§ **DIRECTIONS**
Look through the listing and locate every line containing the word "selected"; copy those lines.

####

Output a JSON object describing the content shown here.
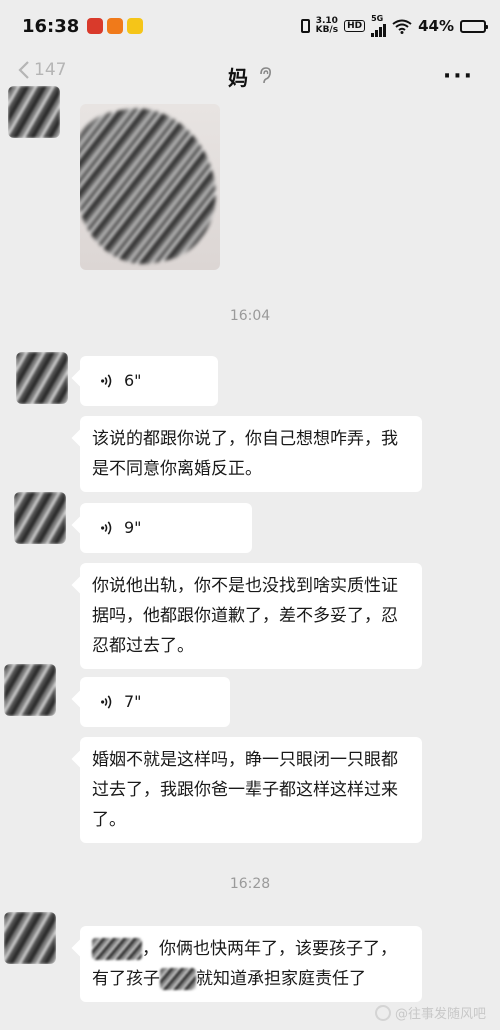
{
  "status_bar": {
    "time": "16:38",
    "net_speed_value": "3.10",
    "net_speed_unit": "KB/s",
    "hd_label": "HD",
    "network_label": "5G",
    "battery_percent": "44%",
    "battery_level": 0.44,
    "battery_color": "#e8a000"
  },
  "nav": {
    "back_count": "147",
    "title": "妈",
    "more_icon": "more-dots-icon",
    "ear_icon": "earpiece-mode-icon"
  },
  "messages": {
    "time1": "16:04",
    "voice1_duration": "6\"",
    "text1": "该说的都跟你说了，你自己想想咋弄，我是不同意你离婚反正。",
    "voice2_duration": "9\"",
    "text2": "你说他出轨，你不是也没找到啥实质性证据吗，他都跟你道歉了，差不多妥了，忍忍都过去了。",
    "voice3_duration": "7\"",
    "text3": "婚姻不就是这样吗，睁一只眼闭一只眼都过去了，我跟你爸一辈子都这样这样过来了。",
    "time2": "16:28",
    "text4_part1": "，你俩也快两年了，该要孩子了，有了孩子",
    "text4_part2": "就知道承担家庭责任了"
  },
  "watermark": {
    "text": "@往事发随风吧"
  },
  "colors": {
    "background": "#ededed",
    "bubble": "#ffffff",
    "timestamp": "#9a9a9a"
  }
}
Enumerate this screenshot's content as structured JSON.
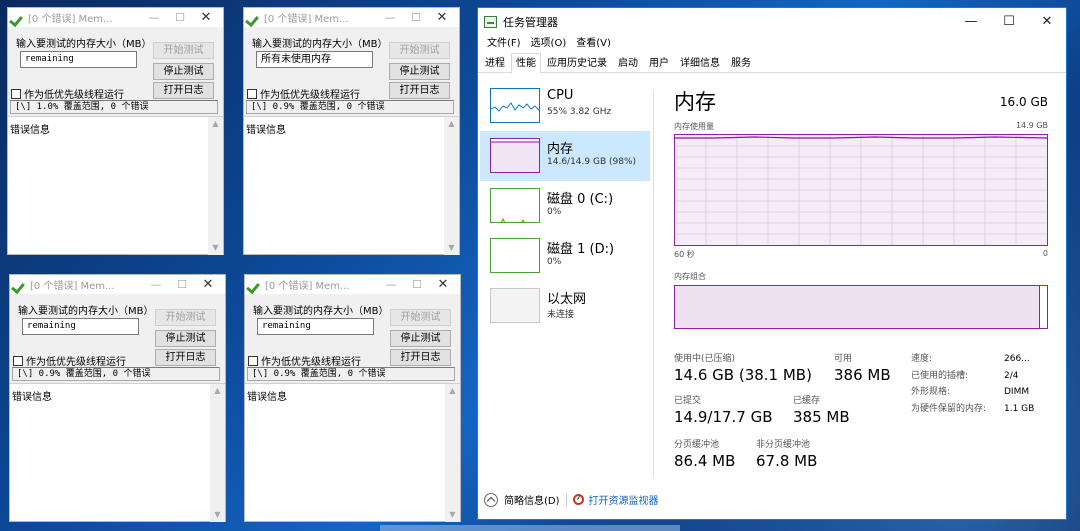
{
  "memtest_windows": [
    {
      "title": "[0 个错误] Mem...",
      "size_label": "输入要测试的内存大小（MB）",
      "size_value": "remaining",
      "start_button": "开始测试",
      "stop_button": "停止测试",
      "log_button": "打开日志",
      "low_priority_label": "作为低优先级线程运行",
      "status": "[\\]  1.0% 覆盖范围, 0 个错误",
      "error_info_label": "错误信息"
    },
    {
      "title": "[0 个错误] Mem...",
      "size_label": "输入要测试的内存大小（MB）",
      "size_value": "所有未使用内存",
      "start_button": "开始测试",
      "stop_button": "停止测试",
      "log_button": "打开日志",
      "low_priority_label": "作为低优先级线程运行",
      "status": "[\\]  0.9% 覆盖范围, 0 个错误",
      "error_info_label": "错误信息"
    },
    {
      "title": "[0 个错误] Mem...",
      "size_label": "输入要测试的内存大小（MB）",
      "size_value": "remaining",
      "start_button": "开始测试",
      "stop_button": "停止测试",
      "log_button": "打开日志",
      "low_priority_label": "作为低优先级线程运行",
      "status": "[\\]  0.9% 覆盖范围, 0 个错误",
      "error_info_label": "错误信息"
    },
    {
      "title": "[0 个错误] Mem...",
      "size_label": "输入要测试的内存大小（MB）",
      "size_value": "remaining",
      "start_button": "开始测试",
      "stop_button": "停止测试",
      "log_button": "打开日志",
      "low_priority_label": "作为低优先级线程运行",
      "status": "[\\]  0.9% 覆盖范围, 0 个错误",
      "error_info_label": "错误信息"
    }
  ],
  "task_manager": {
    "title": "任务管理器",
    "menu": [
      "文件(F)",
      "选项(O)",
      "查看(V)"
    ],
    "tabs": [
      "进程",
      "性能",
      "应用历史记录",
      "启动",
      "用户",
      "详细信息",
      "服务"
    ],
    "active_tab": "性能",
    "sidebar": [
      {
        "name": "CPU",
        "detail": "55%  3.82 GHz",
        "color": "#117dbb"
      },
      {
        "name": "内存",
        "detail": "14.6/14.9 GB (98%)",
        "color": "#8b12ae",
        "selected": true
      },
      {
        "name": "磁盘 0 (C:)",
        "detail": "0%",
        "color": "#4da60c"
      },
      {
        "name": "磁盘 1 (D:)",
        "detail": "0%",
        "color": "#4da60c"
      },
      {
        "name": "以太网",
        "detail": "未连接",
        "color": "#c8c8c8"
      }
    ],
    "memory": {
      "heading": "内存",
      "total": "16.0 GB",
      "usage_label": "内存使用量",
      "usage_max": "14.9 GB",
      "axis_left": "60 秒",
      "axis_right": "0",
      "usage_fraction": 0.98,
      "composition_label": "内存组合",
      "stats": {
        "in_use_label": "使用中(已压缩)",
        "in_use_value": "14.6 GB (38.1 MB)",
        "available_label": "可用",
        "available_value": "386 MB",
        "committed_label": "已提交",
        "committed_value": "14.9/17.7 GB",
        "cached_label": "已缓存",
        "cached_value": "385 MB",
        "paged_label": "分页缓冲池",
        "paged_value": "86.4 MB",
        "nonpaged_label": "非分页缓冲池",
        "nonpaged_value": "67.8 MB"
      },
      "specs": {
        "speed_label": "速度:",
        "speed_value": "266...",
        "slots_label": "已使用的插槽:",
        "slots_value": "2/4",
        "form_label": "外形规格:",
        "form_value": "DIMM",
        "reserved_label": "为硬件保留的内存:",
        "reserved_value": "1.1 GB"
      }
    },
    "footer": {
      "summary": "简略信息(D)",
      "resmon": "打开资源监视器"
    }
  }
}
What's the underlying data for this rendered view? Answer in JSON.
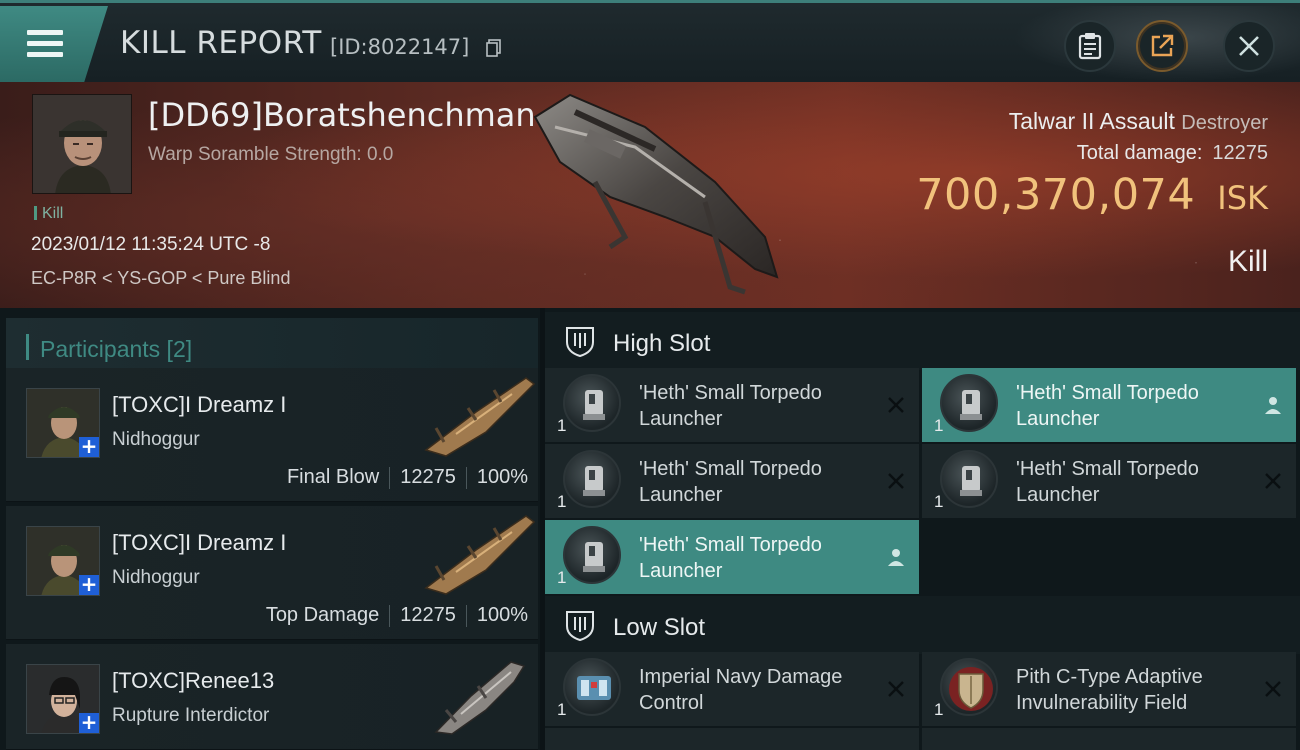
{
  "header": {
    "title": "KILL REPORT",
    "report_id": "[ID:8022147]",
    "menu_icon": "hamburger-menu-icon",
    "buttons": [
      {
        "icon": "clipboard-icon"
      },
      {
        "icon": "share-icon"
      },
      {
        "icon": "close-icon"
      }
    ]
  },
  "victim": {
    "name": "[DD69]Boratshenchman",
    "scramble": "Warp Soramble Strength: 0.0",
    "tag": "Kill",
    "datetime": "2023/01/12 11:35:24 UTC -8",
    "location": "EC-P8R < YS-GOP < Pure Blind",
    "ship_name": "Talwar II Assault",
    "ship_class": "Destroyer",
    "total_damage_label": "Total damage:",
    "total_damage": "12275",
    "isk_value": "700,370,074",
    "isk_unit": "ISK",
    "result": "Kill"
  },
  "participants": {
    "label": "Participants [2]",
    "items": [
      {
        "name": "[TOXC]I Dreamz I",
        "ship": "Nidhoggur",
        "role": "Final Blow",
        "damage": "12275",
        "percent": "100%"
      },
      {
        "name": "[TOXC]I Dreamz I",
        "ship": "Nidhoggur",
        "role": "Top Damage",
        "damage": "12275",
        "percent": "100%"
      },
      {
        "name": "[TOXC]Renee13",
        "ship": "Rupture Interdictor",
        "role": "",
        "damage": "",
        "percent": ""
      }
    ]
  },
  "slots": {
    "high": {
      "label": "High Slot",
      "modules": [
        {
          "name": "'Heth' Small Torpedo Launcher",
          "qty": "1",
          "status": "destroyed"
        },
        {
          "name": "'Heth' Small Torpedo Launcher",
          "qty": "1",
          "status": "dropped"
        },
        {
          "name": "'Heth' Small Torpedo Launcher",
          "qty": "1",
          "status": "destroyed"
        },
        {
          "name": "'Heth' Small Torpedo Launcher",
          "qty": "1",
          "status": "destroyed"
        },
        {
          "name": "'Heth' Small Torpedo Launcher",
          "qty": "1",
          "status": "dropped"
        }
      ]
    },
    "low": {
      "label": "Low Slot",
      "modules": [
        {
          "name": "Imperial Navy Damage Control",
          "qty": "1",
          "status": "destroyed"
        },
        {
          "name": "Pith C-Type Adaptive Invulnerability Field",
          "qty": "1",
          "status": "destroyed"
        }
      ]
    }
  },
  "colors": {
    "accent_teal": "#3e8a82",
    "isk_gold": "#f1c27c",
    "banner_red": "#6e2f24"
  }
}
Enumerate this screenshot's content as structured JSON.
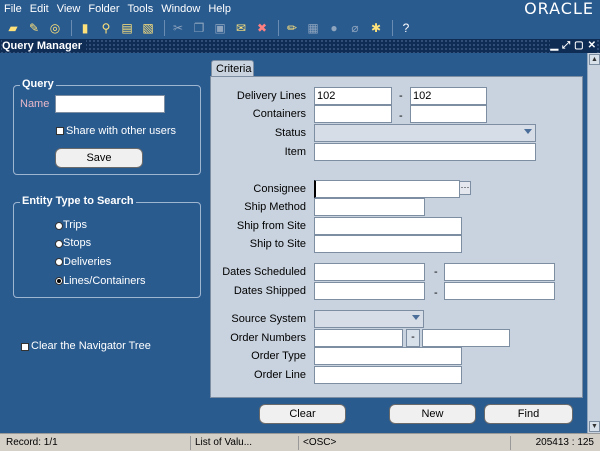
{
  "menubar": {
    "items": [
      "File",
      "Edit",
      "View",
      "Folder",
      "Tools",
      "Window",
      "Help"
    ],
    "logo": "ORACLE"
  },
  "toolbar": {
    "icons": [
      "new-icon",
      "navigator-icon",
      "zoom-icon",
      "open-folder-icon",
      "find-icon",
      "print-icon",
      "save-folder-icon",
      "cut-icon",
      "copy-icon",
      "paste-icon",
      "new-record-icon",
      "delete-record-icon",
      "edit-icon",
      "attachment-icon",
      "clear-icon",
      "folder-tools-icon",
      "help-icon"
    ]
  },
  "window": {
    "title": "Query Manager"
  },
  "query_group": {
    "legend": "Query",
    "name_label": "Name",
    "name_value": "",
    "share_label": "Share with other users",
    "share_checked": false,
    "save_label": "Save"
  },
  "entity_group": {
    "legend": "Entity Type to Search",
    "options": [
      "Trips",
      "Stops",
      "Deliveries",
      "Lines/Containers"
    ],
    "selected": "Lines/Containers"
  },
  "clear_tree": {
    "label": "Clear the Navigator Tree",
    "checked": false
  },
  "criteria": {
    "tab_label": "Criteria",
    "delivery_lines_label": "Delivery Lines",
    "delivery_lines_from": "102",
    "delivery_lines_to": "102",
    "containers_label": "Containers",
    "containers_from": "",
    "containers_to": "",
    "status_label": "Status",
    "status_value": "",
    "item_label": "Item",
    "item_value": "",
    "consignee_label": "Consignee",
    "consignee_value": "",
    "ship_method_label": "Ship Method",
    "ship_method_value": "",
    "ship_from_label": "Ship from Site",
    "ship_from_value": "",
    "ship_to_label": "Ship to Site",
    "ship_to_value": "",
    "dates_scheduled_label": "Dates Scheduled",
    "dates_shipped_label": "Dates Shipped",
    "source_system_label": "Source System",
    "source_system_value": "",
    "order_numbers_label": "Order Numbers",
    "order_type_label": "Order Type",
    "order_line_label": "Order Line",
    "dash": "-"
  },
  "buttons": {
    "clear": "Clear",
    "new": "New",
    "find": "Find"
  },
  "statusbar": {
    "record": "Record: 1/1",
    "lov": "List of Valu...",
    "osc": "<OSC>",
    "position": "205413 : 125"
  }
}
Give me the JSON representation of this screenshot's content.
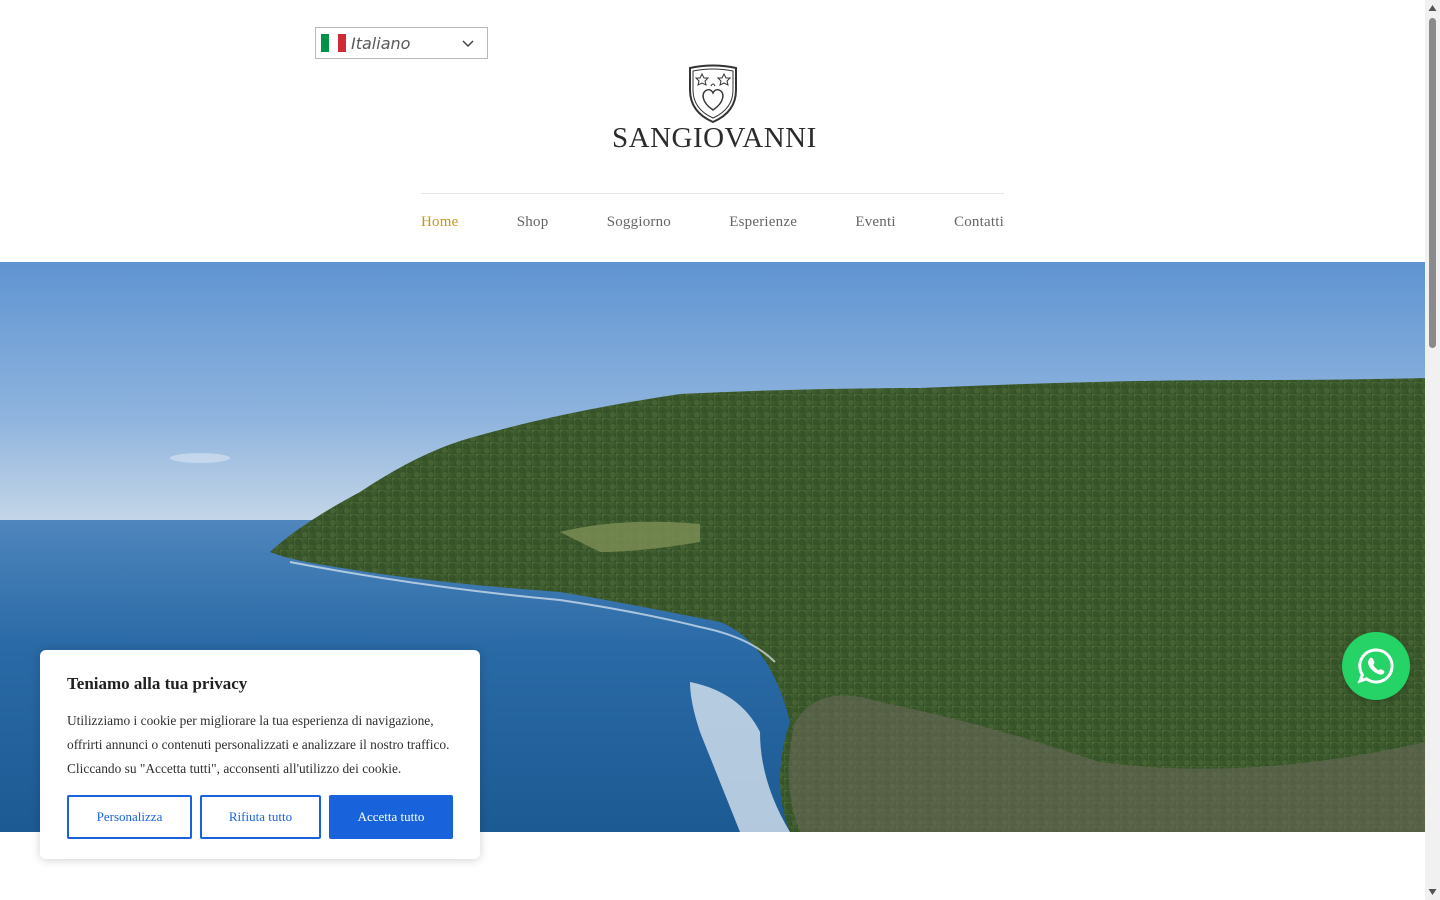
{
  "language": {
    "label": "Italiano",
    "flag_colors": [
      "#009246",
      "#ffffff",
      "#ce2b37"
    ]
  },
  "logo": {
    "text": "SANGIOVANNI"
  },
  "nav": {
    "items": [
      {
        "label": "Home",
        "active": true
      },
      {
        "label": "Shop"
      },
      {
        "label": "Soggiorno"
      },
      {
        "label": "Esperienze"
      },
      {
        "label": "Eventi"
      },
      {
        "label": "Contatti"
      }
    ],
    "accent_color": "#c9961c"
  },
  "cookie": {
    "title": "Teniamo alla tua privacy",
    "text": "Utilizziamo i cookie per migliorare la tua esperienza di navigazione, offrirti annunci o contenuti personalizzati e analizzare il nostro traffico. Cliccando su \"Accetta tutti\", acconsenti all'utilizzo dei cookie.",
    "buttons": {
      "customize": "Personalizza",
      "reject": "Rifiuta tutto",
      "accept": "Accetta tutto"
    },
    "button_color": "#1863dc"
  },
  "whatsapp": {
    "icon": "whatsapp-icon",
    "color": "#25d366"
  }
}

####

§ **TASK RESULT**
        "selected": true
    "selected": "Lines/Containers"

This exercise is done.